▶ [Written request]
Answer these questions using the commentary on family breakdown:
1. In which newspaper did Raspberry's article appear?
2. What does Raspberry say the situation of the black family in America is the sociological equivalent of?
3. Who held the press conference that Raspberry pointed to?

----- Document section

Teenagers ‘Who Have Never Seen a Wedding?’  William Raspberry on ‘Why Our Black Families Are Failing’

Teenagers ‘Who Have Never Seen a Wedding?’ William Raspberry on ‘Why Our Black Families Are Failing’

R. Albert Mohler, Jr.
July 25, 2005

Columnist William Raspberry has written a must-read article published in today’s edition of The Washington Post. In “Why Our Black Families Are Failing,” Raspberry argues that family disintegration begins with the loss of a marriage culture. How bad is the crisis? Here’s Raspberry’s candid analysis: “What is happening to the black family in America is the sociological equivalent of global warming: easier to document than to reverse, inconsistent in its near-term effect — and disastrous in the long run.”
He pointed to a recent press conference held by a group of black pastors. Look closely at his report:
Fatherless boys (as a general rule) become ineligible to be husbands — though no less likely to become fathers — and their children fall into the patterns that render them ineligible to be husbands.

----------
----- Stored rows

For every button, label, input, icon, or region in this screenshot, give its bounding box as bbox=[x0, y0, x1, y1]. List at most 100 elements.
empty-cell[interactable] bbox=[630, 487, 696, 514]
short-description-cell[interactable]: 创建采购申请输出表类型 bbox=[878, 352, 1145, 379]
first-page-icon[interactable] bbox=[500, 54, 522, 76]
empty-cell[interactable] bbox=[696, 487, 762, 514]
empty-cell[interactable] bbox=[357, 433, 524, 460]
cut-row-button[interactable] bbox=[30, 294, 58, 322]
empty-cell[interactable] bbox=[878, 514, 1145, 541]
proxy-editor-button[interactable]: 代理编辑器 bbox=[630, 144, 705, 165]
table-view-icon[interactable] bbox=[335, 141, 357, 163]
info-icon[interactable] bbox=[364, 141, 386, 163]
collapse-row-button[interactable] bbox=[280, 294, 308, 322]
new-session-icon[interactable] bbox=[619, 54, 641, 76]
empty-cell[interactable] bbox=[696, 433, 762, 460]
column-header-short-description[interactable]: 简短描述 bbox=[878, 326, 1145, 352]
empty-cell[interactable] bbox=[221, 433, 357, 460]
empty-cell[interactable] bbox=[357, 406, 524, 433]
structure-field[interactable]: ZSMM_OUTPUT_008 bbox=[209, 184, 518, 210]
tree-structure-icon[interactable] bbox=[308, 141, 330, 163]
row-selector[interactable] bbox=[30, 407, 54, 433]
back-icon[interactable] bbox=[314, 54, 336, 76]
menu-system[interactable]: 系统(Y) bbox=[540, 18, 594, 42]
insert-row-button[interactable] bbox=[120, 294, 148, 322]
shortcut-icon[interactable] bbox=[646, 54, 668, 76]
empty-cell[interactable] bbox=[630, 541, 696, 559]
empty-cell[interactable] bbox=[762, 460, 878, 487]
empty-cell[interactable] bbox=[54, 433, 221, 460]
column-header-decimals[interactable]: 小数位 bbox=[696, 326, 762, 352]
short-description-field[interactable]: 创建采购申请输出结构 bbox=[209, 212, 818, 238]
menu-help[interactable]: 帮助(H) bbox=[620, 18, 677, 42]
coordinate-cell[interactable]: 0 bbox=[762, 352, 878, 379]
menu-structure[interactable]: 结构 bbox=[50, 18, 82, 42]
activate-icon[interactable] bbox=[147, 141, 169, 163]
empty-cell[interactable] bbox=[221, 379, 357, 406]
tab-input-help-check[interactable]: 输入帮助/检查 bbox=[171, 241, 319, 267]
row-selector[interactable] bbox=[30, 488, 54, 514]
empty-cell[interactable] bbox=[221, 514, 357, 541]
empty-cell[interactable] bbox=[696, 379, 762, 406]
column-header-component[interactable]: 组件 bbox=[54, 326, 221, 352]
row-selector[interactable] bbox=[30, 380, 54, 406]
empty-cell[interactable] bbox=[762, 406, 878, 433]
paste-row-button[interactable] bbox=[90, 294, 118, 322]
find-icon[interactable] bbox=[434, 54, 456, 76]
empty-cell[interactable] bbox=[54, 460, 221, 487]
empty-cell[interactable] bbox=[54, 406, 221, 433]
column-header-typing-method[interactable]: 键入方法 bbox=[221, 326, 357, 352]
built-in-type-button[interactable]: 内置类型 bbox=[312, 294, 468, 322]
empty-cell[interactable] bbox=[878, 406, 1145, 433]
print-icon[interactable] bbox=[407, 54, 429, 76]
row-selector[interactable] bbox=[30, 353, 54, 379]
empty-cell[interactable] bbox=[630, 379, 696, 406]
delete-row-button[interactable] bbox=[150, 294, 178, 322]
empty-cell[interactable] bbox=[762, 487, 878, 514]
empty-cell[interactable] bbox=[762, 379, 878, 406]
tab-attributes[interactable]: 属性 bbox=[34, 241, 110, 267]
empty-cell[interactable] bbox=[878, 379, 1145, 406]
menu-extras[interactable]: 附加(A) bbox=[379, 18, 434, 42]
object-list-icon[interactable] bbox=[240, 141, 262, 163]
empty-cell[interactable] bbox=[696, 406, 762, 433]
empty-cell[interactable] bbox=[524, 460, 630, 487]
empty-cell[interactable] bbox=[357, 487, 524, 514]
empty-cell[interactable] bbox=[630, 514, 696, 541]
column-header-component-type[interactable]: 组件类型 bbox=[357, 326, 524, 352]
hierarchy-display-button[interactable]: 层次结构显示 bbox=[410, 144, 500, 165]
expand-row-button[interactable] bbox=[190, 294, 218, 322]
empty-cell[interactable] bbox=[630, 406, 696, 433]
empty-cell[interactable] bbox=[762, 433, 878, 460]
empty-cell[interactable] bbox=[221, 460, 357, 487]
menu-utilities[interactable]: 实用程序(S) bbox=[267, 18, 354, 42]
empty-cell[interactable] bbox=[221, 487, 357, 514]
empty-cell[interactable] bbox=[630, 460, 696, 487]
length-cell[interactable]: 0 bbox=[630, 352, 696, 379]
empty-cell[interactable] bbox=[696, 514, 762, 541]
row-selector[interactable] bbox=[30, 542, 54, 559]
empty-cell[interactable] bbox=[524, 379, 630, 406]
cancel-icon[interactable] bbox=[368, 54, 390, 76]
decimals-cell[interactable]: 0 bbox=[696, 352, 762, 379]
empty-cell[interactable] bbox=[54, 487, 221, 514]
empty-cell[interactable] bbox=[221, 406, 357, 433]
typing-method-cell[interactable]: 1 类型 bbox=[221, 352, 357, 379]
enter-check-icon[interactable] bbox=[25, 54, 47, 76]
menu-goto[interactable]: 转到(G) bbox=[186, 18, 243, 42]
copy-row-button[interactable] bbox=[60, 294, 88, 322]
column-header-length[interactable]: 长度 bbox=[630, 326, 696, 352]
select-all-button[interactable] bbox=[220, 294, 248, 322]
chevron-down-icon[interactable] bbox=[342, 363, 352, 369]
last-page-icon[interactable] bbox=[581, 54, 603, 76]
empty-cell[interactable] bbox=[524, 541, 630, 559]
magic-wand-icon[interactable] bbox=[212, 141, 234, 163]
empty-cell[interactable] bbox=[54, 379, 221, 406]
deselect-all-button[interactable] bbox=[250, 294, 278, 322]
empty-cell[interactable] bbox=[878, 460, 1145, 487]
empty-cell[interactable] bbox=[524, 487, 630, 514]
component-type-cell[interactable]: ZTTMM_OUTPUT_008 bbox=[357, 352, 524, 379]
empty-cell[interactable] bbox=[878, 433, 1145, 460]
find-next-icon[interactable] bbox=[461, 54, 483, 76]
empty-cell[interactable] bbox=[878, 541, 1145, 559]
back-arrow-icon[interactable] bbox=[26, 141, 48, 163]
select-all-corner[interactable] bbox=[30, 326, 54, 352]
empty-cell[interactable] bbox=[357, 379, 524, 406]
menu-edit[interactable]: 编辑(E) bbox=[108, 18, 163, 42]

----------

▶ [Result of this task]
1. The Washington Post
2. Global warming
3. A group of black pastors